Data extract:
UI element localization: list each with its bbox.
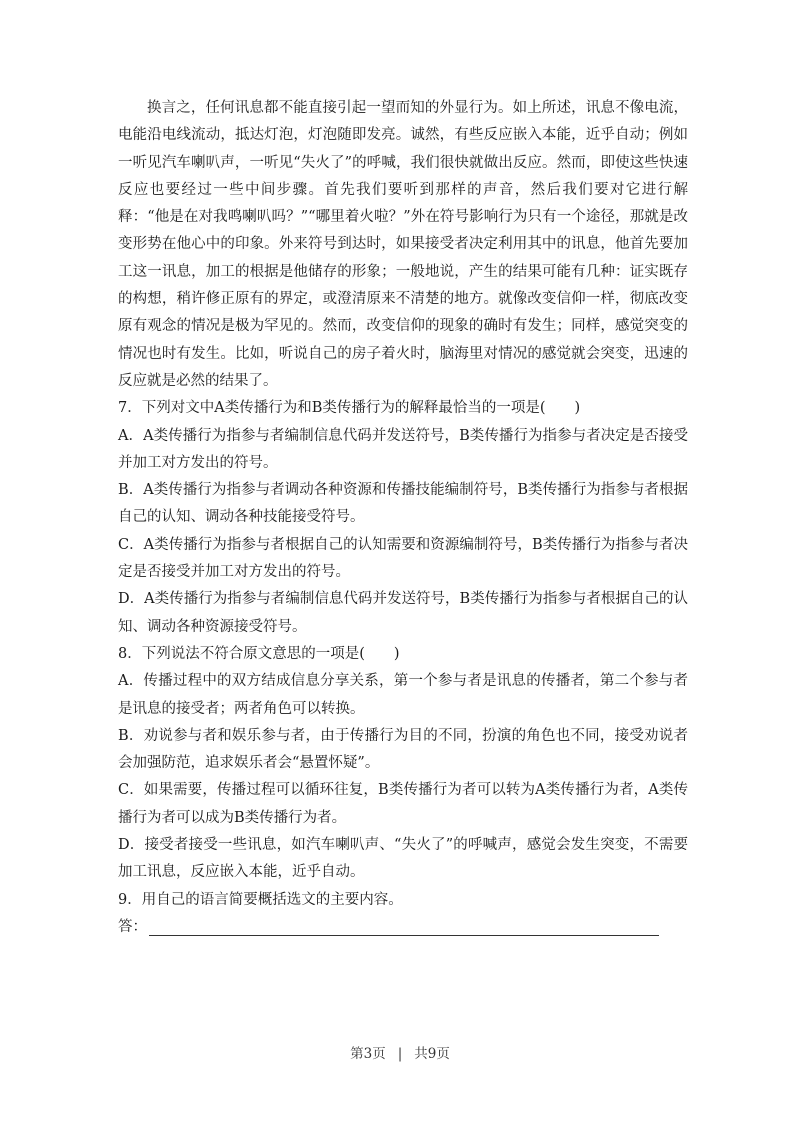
question-8-option-d: D．接受者接受一些讯息，如汽车喇叭声、“失火了”的呼喊声，感觉会发生突变，不需要加工讯息，反应嵌入本能，近乎自动。 [118, 837, 688, 881]
question-8-option-a: A．传播过程中的双方结成信息分享关系，第一个参与者是讯息的传播者，第二个参与者是讯息的接受者；两者角色可以转换。 [118, 673, 688, 717]
passage-paragraph: 换言之，任何讯息都不能直接引起一望而知的外显行为。如上所述，讯息不像电流，电能沿电线流动，抵达灯泡，灯泡随即发亮。诚然，有些反应嵌入本能，近乎自动；例如一听见汽车喇叭声，一听见“失火了”的呼喊，我们很快就做出反应。然而，即使这些快速反应也要经过一些中间步骤。首先我们要听到那样的声音，然后我们要对它进行解释：“他是在对我鸣喇叭吗？”“哪里着火啦？”外在符号影响行为只有一个途径，那就是改变形势在他心中的印象。外来符号到达时，如果接受者决定利用其中的讯息，他首先要加工这一讯息，加工的根据是他储存的形象；一般地说，产生的结果可能有几种：证实既存的构想，稍许修正原有的界定，或澄清原来不清楚的地方。就像改变信仰一样，彻底改变原有观念的情况是极为罕见的。然而，改变信仰的现象的确时有发生；同样，感觉突变的情况也时有发生。比如，听说自己的房子着火时，脑海里对情况的感觉就会突变，迅速的反应就是必然的结果了。 [118, 100, 688, 389]
question-9 [118, 887, 688, 942]
question-7 [118, 395, 688, 641]
page-footer [0, 1042, 800, 1062]
question-8 [118, 641, 688, 887]
question-9-stem: 9．用自己的语言简要概括选文的主要内容。 [118, 891, 403, 908]
question-7-option-b: B．A类传播行为指参与者调动各种资源和传播技能编制符号，B类传播行为指参与者根据自己的认知、调动各种技能接受符号。 [118, 482, 688, 526]
page-number: 第3页 [350, 1046, 386, 1062]
question-8-stem: 8．下列说法不符合原文意思的一项是( ) [118, 645, 400, 662]
answer-blank[interactable] [149, 917, 659, 936]
question-7-option-d: D．A类传播行为指参与者编制信息代码并发送符号，B类传播行为指参与者根据自己的认知、调动各种资源接受符号。 [118, 591, 688, 635]
question-8-option-b: B．劝说参与者和娱乐参与者，由于传播行为目的不同，扮演的角色也不同，接受劝说者会加强防范，追求娱乐者会“悬置怀疑”。 [118, 727, 688, 772]
footer-divider: | [397, 1046, 403, 1062]
question-8-option-c: C．如果需要，传播过程可以循环往复，B类传播行为者可以转为A类传播行为者，A类传播行为者可以成为B类传播行为者。 [118, 782, 688, 826]
page-content [118, 95, 688, 941]
question-7-stem: 7．下列对文中A类传播行为和B类传播行为的解释最恰当的一项是( ) [118, 400, 581, 417]
answer-label: 答： [118, 918, 147, 935]
page-total: 共9页 [414, 1046, 450, 1062]
question-7-option-c: C．A类传播行为指参与者根据自己的认知需要和资源编制符号，B类传播行为指参与者决定是否接受并加工对方发出的符号。 [118, 536, 688, 581]
question-7-option-a: A．A类传播行为指参与者编制信息代码并发送符号，B类传播行为指参与者决定是否接受并加工对方发出的符号。 [118, 427, 688, 471]
answer-line [118, 914, 688, 941]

Exercise instructions:
Collect each line above that contains the string "option", and treat uppercase and lowercase as different.

Full solution:
question-8-option-d: D．接受者接受一些讯息，如汽车喇叭声、“失火了”的呼喊声，感觉会发生突变，不需要加工讯息，反应嵌入本能，近乎自动。 [118, 837, 688, 881]
question-8-option-a: A．传播过程中的双方结成信息分享关系，第一个参与者是讯息的传播者，第二个参与者是讯息的接受者；两者角色可以转换。 [118, 673, 688, 717]
question-7-option-b: B．A类传播行为指参与者调动各种资源和传播技能编制符号，B类传播行为指参与者根据自己的认知、调动各种技能接受符号。 [118, 482, 688, 526]
question-7-option-d: D．A类传播行为指参与者编制信息代码并发送符号，B类传播行为指参与者根据自己的认知、调动各种资源接受符号。 [118, 591, 688, 635]
question-8-option-b: B．劝说参与者和娱乐参与者，由于传播行为目的不同，扮演的角色也不同，接受劝说者会加强防范，追求娱乐者会“悬置怀疑”。 [118, 727, 688, 772]
question-8-option-c: C．如果需要，传播过程可以循环往复，B类传播行为者可以转为A类传播行为者，A类传播行为者可以成为B类传播行为者。 [118, 782, 688, 826]
question-7-option-c: C．A类传播行为指参与者根据自己的认知需要和资源编制符号，B类传播行为指参与者决定是否接受并加工对方发出的符号。 [118, 536, 688, 581]
question-7-option-a: A．A类传播行为指参与者编制信息代码并发送符号，B类传播行为指参与者决定是否接受并加工对方发出的符号。 [118, 427, 688, 471]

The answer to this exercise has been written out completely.